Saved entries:
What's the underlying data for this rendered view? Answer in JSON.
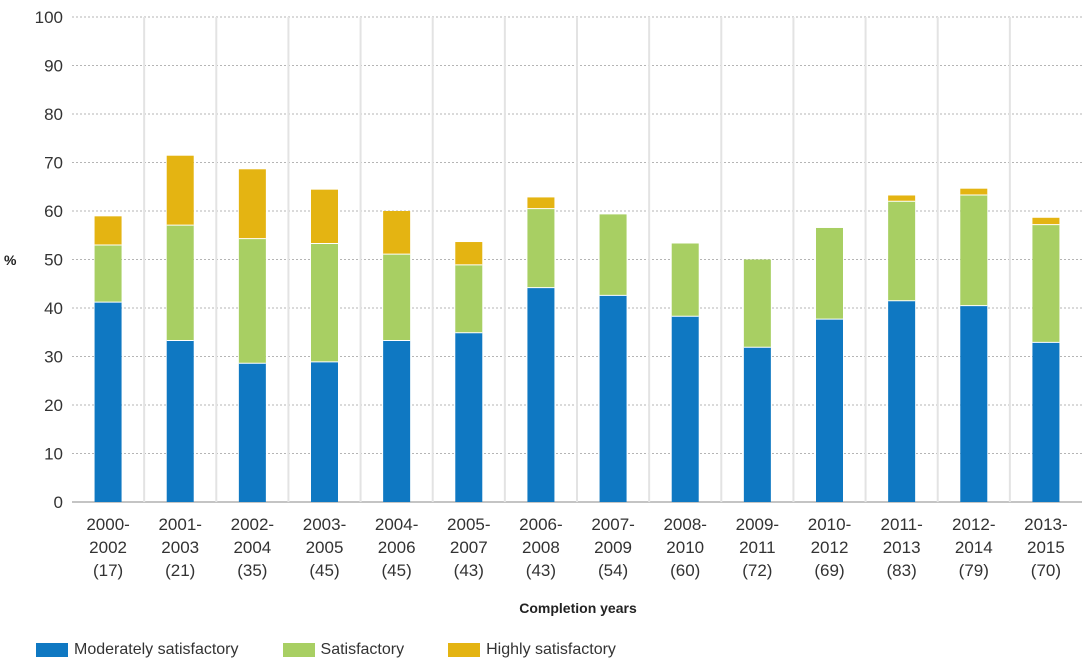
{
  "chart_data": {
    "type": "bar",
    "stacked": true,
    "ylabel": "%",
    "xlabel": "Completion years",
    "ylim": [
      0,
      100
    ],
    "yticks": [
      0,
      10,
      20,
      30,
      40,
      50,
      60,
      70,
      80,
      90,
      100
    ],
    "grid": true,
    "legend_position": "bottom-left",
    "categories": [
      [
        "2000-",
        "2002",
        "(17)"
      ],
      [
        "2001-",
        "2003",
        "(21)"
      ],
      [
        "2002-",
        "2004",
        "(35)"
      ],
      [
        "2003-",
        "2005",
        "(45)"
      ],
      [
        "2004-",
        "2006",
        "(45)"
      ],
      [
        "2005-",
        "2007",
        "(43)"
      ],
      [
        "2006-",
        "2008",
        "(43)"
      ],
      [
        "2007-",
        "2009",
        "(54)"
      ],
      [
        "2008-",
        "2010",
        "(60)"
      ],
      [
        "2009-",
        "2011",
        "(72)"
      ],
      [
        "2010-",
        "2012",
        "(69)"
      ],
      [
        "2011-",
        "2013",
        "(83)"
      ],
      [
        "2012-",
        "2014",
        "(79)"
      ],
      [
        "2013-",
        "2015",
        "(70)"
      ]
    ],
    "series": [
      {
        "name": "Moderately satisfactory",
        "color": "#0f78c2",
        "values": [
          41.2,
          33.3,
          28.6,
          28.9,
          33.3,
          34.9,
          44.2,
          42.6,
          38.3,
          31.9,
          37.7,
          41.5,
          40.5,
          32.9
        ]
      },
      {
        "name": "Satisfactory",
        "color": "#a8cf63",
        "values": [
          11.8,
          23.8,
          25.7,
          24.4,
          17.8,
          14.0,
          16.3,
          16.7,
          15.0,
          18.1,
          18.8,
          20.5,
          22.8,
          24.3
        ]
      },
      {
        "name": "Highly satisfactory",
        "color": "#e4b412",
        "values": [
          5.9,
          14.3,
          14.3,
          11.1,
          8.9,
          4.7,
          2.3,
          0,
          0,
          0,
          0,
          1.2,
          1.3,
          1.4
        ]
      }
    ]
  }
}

...

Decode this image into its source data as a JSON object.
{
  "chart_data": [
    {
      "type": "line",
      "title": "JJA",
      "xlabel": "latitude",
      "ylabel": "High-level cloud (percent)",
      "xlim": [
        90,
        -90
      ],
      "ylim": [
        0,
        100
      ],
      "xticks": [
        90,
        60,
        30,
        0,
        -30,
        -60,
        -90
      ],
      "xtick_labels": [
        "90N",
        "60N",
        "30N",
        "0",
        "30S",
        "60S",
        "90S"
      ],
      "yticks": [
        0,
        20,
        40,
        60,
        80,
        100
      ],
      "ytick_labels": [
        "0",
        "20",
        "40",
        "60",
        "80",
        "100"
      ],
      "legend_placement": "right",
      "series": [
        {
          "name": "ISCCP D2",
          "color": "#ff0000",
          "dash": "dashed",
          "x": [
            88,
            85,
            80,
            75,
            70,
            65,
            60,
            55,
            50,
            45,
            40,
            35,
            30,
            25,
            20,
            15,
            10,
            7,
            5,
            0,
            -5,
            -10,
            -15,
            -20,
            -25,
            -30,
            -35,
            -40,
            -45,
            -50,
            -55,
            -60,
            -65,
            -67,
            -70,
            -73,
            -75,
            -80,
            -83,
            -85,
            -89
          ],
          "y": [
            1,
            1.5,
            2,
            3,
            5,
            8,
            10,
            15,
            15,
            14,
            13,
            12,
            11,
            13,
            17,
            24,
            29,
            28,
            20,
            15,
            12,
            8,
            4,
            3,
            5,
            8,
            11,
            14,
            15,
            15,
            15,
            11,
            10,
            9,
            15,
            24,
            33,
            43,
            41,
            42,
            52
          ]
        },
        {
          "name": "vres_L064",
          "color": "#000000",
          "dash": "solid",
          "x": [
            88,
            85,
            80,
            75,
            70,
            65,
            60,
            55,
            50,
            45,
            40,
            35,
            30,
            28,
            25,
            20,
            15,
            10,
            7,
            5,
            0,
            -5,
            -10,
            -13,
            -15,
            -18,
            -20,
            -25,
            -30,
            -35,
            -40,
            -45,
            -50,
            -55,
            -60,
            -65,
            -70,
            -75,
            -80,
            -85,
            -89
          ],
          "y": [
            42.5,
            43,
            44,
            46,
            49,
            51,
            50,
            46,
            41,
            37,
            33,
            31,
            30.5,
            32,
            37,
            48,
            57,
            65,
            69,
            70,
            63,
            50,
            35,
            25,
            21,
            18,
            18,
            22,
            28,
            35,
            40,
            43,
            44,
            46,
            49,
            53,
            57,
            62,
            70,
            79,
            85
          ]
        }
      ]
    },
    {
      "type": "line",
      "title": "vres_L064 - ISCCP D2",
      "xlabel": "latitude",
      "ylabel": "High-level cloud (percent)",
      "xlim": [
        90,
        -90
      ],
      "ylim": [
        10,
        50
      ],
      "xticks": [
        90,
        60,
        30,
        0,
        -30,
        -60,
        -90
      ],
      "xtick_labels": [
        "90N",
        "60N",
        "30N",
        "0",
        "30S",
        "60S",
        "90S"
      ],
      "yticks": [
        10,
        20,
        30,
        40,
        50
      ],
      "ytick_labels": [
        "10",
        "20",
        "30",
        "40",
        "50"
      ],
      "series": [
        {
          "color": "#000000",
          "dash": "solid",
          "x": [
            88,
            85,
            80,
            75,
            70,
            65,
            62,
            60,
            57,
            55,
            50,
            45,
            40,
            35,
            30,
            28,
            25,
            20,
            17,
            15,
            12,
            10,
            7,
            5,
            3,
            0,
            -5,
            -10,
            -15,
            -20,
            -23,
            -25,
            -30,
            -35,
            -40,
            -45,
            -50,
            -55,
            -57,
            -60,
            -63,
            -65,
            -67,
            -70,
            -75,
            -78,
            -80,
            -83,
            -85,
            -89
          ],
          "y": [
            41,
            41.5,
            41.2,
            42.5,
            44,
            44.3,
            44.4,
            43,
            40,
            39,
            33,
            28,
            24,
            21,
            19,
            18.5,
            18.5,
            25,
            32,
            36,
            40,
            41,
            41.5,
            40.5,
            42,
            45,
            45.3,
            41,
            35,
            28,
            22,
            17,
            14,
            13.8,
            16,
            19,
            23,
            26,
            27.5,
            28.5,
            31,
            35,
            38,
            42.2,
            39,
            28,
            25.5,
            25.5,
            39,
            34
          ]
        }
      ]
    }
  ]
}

# TASK DETAILS:
Report how many lines of the preceding records include "color". Output the number only.

# RESULT FOR THIS TASK:
6